Records from a dataset
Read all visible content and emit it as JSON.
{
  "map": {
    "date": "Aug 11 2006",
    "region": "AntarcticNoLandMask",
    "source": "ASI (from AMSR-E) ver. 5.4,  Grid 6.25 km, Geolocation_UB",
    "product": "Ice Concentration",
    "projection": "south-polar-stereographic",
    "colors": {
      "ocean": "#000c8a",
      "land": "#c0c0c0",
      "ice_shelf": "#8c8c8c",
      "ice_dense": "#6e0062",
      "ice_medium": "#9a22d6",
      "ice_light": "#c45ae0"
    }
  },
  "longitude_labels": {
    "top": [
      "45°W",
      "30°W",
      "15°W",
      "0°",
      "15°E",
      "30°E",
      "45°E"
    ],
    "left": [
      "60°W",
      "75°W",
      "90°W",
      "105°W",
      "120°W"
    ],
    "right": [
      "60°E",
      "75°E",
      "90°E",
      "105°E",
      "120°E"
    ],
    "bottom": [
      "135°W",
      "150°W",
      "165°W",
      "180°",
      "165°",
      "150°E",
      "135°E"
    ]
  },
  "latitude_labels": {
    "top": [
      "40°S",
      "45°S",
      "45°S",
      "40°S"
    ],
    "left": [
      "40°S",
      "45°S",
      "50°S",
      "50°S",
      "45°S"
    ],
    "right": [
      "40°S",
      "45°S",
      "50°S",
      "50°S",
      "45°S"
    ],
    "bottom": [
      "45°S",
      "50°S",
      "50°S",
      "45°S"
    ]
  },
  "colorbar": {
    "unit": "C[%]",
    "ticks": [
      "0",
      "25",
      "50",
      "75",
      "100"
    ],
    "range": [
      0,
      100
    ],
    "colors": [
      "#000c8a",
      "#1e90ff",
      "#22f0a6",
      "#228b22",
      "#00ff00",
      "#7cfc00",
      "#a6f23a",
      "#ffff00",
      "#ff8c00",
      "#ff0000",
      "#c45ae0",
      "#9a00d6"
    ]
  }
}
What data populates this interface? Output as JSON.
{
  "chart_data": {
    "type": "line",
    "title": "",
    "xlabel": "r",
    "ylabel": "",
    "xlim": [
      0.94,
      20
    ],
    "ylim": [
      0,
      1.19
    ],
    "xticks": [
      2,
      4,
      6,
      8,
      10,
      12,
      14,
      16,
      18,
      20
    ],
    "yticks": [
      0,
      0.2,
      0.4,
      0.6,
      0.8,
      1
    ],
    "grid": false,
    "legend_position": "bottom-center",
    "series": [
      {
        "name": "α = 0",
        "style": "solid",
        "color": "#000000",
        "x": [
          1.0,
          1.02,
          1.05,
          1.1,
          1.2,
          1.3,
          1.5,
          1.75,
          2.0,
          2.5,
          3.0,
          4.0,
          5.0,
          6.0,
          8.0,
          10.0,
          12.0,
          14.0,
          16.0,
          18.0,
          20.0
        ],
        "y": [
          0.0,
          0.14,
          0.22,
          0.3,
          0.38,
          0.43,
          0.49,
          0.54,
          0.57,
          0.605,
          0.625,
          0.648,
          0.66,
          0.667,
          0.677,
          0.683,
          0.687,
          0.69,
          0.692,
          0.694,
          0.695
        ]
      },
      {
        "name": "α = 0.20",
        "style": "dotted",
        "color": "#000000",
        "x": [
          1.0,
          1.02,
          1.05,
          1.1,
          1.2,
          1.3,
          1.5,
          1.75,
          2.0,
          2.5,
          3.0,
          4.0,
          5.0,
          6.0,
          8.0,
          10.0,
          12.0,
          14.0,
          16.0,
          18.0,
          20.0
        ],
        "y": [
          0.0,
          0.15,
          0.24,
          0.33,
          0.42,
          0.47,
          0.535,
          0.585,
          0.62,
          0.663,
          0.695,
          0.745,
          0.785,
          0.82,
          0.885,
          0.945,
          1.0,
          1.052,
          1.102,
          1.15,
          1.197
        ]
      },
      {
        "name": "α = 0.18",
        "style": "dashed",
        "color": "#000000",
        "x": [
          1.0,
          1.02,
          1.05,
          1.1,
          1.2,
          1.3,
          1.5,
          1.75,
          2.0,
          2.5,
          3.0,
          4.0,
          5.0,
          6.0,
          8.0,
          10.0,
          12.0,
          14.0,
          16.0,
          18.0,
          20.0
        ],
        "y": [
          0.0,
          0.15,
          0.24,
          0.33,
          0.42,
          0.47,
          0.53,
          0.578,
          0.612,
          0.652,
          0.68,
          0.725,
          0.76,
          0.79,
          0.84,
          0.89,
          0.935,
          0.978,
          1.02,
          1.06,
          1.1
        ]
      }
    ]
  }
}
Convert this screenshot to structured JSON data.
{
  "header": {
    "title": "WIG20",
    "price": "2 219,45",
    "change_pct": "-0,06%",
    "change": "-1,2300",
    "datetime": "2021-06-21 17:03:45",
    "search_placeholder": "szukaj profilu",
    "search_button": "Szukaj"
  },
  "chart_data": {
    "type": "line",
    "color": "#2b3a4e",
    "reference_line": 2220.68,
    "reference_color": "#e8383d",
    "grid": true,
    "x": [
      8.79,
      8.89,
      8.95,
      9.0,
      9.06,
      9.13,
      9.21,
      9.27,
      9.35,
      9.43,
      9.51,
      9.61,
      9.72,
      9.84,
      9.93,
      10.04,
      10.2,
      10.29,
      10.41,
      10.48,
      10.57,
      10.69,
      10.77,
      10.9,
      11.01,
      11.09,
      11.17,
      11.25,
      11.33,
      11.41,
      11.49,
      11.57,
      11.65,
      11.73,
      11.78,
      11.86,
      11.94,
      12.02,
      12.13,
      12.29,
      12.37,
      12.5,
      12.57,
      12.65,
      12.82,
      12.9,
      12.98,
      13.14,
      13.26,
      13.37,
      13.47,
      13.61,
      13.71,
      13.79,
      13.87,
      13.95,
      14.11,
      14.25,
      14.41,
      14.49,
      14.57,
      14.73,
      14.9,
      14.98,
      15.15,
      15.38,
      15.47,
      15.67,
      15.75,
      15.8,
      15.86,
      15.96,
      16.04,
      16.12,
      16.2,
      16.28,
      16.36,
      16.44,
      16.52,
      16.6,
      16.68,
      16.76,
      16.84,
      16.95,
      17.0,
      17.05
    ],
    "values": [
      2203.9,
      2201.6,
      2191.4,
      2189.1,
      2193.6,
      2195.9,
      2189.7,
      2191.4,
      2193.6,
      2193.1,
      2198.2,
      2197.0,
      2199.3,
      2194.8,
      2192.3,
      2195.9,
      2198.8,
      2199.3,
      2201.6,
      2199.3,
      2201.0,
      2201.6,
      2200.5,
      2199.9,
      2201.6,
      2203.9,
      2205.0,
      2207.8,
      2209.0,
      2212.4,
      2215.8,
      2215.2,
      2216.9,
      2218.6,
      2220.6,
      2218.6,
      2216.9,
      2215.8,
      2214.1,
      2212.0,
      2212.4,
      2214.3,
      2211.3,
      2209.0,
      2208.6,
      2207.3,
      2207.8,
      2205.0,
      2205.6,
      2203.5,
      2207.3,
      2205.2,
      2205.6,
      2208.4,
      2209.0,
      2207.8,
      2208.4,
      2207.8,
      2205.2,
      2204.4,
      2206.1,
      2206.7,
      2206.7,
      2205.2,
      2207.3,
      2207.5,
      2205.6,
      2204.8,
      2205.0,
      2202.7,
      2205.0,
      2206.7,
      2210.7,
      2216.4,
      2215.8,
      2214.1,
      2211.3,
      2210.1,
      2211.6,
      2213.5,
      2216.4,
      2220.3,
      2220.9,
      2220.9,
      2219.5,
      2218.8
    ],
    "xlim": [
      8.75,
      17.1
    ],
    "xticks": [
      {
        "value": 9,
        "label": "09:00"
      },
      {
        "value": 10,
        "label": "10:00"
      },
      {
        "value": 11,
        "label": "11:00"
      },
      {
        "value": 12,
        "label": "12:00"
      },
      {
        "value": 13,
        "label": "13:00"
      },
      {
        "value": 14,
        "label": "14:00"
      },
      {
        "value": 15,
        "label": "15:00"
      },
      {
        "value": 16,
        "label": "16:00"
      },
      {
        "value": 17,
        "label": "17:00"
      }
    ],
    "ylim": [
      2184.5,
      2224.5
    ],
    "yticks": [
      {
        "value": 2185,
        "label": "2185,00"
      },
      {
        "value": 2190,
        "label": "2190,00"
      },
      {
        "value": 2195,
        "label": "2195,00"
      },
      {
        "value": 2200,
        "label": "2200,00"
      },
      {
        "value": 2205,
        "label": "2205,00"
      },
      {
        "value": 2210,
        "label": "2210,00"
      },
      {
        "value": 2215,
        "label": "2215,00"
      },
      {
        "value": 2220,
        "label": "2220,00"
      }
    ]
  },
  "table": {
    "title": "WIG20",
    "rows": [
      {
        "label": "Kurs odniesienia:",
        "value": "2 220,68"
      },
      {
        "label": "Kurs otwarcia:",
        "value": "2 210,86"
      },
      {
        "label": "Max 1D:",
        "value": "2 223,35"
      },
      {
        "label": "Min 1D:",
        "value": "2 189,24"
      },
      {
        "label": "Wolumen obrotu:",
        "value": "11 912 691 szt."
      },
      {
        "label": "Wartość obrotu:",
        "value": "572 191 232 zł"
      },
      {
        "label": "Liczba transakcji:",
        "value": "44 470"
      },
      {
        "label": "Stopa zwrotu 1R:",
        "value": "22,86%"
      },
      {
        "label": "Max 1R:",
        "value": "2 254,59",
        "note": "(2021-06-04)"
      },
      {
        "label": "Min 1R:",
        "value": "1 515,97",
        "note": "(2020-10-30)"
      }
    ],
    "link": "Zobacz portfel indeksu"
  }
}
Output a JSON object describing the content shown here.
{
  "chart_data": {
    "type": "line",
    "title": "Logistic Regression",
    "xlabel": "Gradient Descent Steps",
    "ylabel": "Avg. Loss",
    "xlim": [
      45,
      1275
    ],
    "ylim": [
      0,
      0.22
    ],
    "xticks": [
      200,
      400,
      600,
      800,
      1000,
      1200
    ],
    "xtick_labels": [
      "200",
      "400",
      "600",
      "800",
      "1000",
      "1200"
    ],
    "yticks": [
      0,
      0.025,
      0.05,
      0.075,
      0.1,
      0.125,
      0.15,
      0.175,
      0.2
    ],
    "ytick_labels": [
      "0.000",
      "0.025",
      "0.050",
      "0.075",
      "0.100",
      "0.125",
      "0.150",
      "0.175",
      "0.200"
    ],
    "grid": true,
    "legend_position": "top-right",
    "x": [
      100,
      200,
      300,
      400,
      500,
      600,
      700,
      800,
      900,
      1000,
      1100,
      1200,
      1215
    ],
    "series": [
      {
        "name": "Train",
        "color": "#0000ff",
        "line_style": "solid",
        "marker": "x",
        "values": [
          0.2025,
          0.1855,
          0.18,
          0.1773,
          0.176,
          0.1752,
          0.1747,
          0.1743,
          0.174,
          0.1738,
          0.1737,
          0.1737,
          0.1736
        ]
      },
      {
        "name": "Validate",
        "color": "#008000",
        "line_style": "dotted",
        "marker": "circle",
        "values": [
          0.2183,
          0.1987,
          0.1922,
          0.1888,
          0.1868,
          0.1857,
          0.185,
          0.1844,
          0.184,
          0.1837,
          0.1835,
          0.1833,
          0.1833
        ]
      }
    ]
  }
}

TO BE DONE
From the records above, pick out and copy each line holding the word "content".

RESULT
Read all visible content and emit it as JSON.
Output a JSON object describing the content shown here.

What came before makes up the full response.